SOURCE RECORDS:

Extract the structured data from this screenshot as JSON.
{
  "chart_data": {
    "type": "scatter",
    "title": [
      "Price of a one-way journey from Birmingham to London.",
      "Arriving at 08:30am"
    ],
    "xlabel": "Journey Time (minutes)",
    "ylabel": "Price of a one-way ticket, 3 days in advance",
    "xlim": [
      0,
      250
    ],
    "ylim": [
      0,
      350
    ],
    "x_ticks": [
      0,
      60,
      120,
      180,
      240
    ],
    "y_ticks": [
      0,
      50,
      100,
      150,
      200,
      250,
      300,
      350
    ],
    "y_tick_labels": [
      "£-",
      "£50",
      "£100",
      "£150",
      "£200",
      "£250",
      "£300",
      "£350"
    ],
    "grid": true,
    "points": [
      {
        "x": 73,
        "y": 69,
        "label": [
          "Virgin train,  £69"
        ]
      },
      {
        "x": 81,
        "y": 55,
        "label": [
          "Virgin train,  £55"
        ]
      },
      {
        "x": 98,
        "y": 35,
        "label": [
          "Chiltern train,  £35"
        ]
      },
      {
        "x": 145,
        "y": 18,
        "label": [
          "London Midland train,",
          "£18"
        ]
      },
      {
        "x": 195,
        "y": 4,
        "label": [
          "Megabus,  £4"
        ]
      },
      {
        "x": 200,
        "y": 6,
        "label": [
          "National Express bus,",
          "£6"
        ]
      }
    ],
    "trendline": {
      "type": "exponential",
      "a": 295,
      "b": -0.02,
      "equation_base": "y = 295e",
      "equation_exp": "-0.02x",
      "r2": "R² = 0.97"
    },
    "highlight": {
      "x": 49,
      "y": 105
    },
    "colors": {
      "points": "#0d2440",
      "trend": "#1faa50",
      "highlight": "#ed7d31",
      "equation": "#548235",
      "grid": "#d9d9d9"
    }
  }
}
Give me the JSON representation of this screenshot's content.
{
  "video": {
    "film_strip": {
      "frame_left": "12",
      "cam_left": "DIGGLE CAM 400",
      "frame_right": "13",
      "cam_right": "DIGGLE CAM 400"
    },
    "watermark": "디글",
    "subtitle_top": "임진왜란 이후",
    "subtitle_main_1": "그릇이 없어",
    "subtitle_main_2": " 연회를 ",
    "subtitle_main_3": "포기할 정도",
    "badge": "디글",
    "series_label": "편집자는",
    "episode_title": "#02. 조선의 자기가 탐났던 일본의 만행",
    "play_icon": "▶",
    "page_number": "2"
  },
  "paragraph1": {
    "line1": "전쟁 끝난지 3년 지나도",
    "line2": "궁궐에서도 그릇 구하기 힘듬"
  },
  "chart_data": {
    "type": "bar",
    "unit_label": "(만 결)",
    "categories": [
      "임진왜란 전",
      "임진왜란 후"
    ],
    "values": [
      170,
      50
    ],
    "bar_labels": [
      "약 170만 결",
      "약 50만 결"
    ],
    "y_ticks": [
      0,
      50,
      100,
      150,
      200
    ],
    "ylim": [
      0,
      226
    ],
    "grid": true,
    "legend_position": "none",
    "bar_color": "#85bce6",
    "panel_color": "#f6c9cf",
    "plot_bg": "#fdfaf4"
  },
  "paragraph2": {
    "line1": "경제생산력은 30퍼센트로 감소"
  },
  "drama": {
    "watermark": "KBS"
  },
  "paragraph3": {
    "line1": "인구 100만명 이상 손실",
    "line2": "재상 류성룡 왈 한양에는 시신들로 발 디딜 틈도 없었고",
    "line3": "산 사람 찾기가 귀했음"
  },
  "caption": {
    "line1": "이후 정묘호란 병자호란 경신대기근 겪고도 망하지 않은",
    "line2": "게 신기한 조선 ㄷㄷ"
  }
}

WORK INSTRUCTIONS: Take the data above and return it exactly.

THE ANSWER:
Extract the structured data from this screenshot as JSON.
{
  "chart_data": {
    "type": "scatter",
    "title": [
      "Price of a one-way journey from Birmingham to London.",
      "Arriving at 08:30am"
    ],
    "xlabel": "Journey Time (minutes)",
    "ylabel": "Price of a one-way ticket, 3 days in advance",
    "xlim": [
      0,
      250
    ],
    "ylim": [
      0,
      350
    ],
    "x_ticks": [
      0,
      60,
      120,
      180,
      240
    ],
    "y_ticks": [
      0,
      50,
      100,
      150,
      200,
      250,
      300,
      350
    ],
    "y_tick_labels": [
      "£-",
      "£50",
      "£100",
      "£150",
      "£200",
      "£250",
      "£300",
      "£350"
    ],
    "grid": true,
    "points": [
      {
        "x": 73,
        "y": 69,
        "label": [
          "Virgin train,  £69"
        ]
      },
      {
        "x": 81,
        "y": 55,
        "label": [
          "Virgin train,  £55"
        ]
      },
      {
        "x": 98,
        "y": 35,
        "label": [
          "Chiltern train,  £35"
        ]
      },
      {
        "x": 145,
        "y": 18,
        "label": [
          "London Midland train,",
          "£18"
        ]
      },
      {
        "x": 195,
        "y": 4,
        "label": [
          "Megabus,  £4"
        ]
      },
      {
        "x": 200,
        "y": 6,
        "label": [
          "National Express bus,",
          "£6"
        ]
      }
    ],
    "trendline": {
      "type": "exponential",
      "a": 295,
      "b": -0.02,
      "equation_base": "y = 295e",
      "equation_exp": "-0.02x",
      "r2": "R² = 0.97"
    },
    "highlight": {
      "x": 49,
      "y": 105
    },
    "colors": {
      "points": "#0d2440",
      "trend": "#1faa50",
      "highlight": "#ed7d31",
      "equation": "#548235",
      "grid": "#d9d9d9"
    }
  }
}
Give me the JSON representation of this screenshot's content.
{
  "video": {
    "film_strip": {
      "frame_left": "12",
      "cam_left": "DIGGLE CAM 400",
      "frame_right": "13",
      "cam_right": "DIGGLE CAM 400"
    },
    "watermark": "디글",
    "subtitle_top": "임진왜란 이후",
    "subtitle_main_1": "그릇이 없어",
    "subtitle_main_2": " 연회를 ",
    "subtitle_main_3": "포기할 정도",
    "badge": "디글",
    "series_label": "편집자는",
    "episode_title": "#02. 조선의 자기가 탐났던 일본의 만행",
    "play_icon": "▶",
    "page_number": "2"
  },
  "paragraph1": {
    "line1": "전쟁 끝난지 3년 지나도",
    "line2": "궁궐에서도 그릇 구하기 힘듬"
  },
  "chart_data": {
    "type": "bar",
    "unit_label": "(만 결)",
    "categories": [
      "임진왜란 전",
      "임진왜란 후"
    ],
    "values": [
      170,
      50
    ],
    "bar_labels": [
      "약 170만 결",
      "약 50만 결"
    ],
    "y_ticks": [
      0,
      50,
      100,
      150,
      200
    ],
    "ylim": [
      0,
      226
    ],
    "grid": true,
    "legend_position": "none",
    "bar_color": "#85bce6",
    "panel_color": "#f6c9cf",
    "plot_bg": "#fdfaf4"
  },
  "paragraph2": {
    "line1": "경제생산력은 30퍼센트로 감소"
  },
  "drama": {
    "watermark": "KBS"
  },
  "paragraph3": {
    "line1": "인구 100만명 이상 손실",
    "line2": "재상 류성룡 왈 한양에는 시신들로 발 디딜 틈도 없었고",
    "line3": "산 사람 찾기가 귀했음"
  },
  "caption": {
    "line1": "이후 정묘호란 병자호란 경신대기근 겪고도 망하지 않은",
    "line2": "게 신기한 조선 ㄷㄷ"
  }
}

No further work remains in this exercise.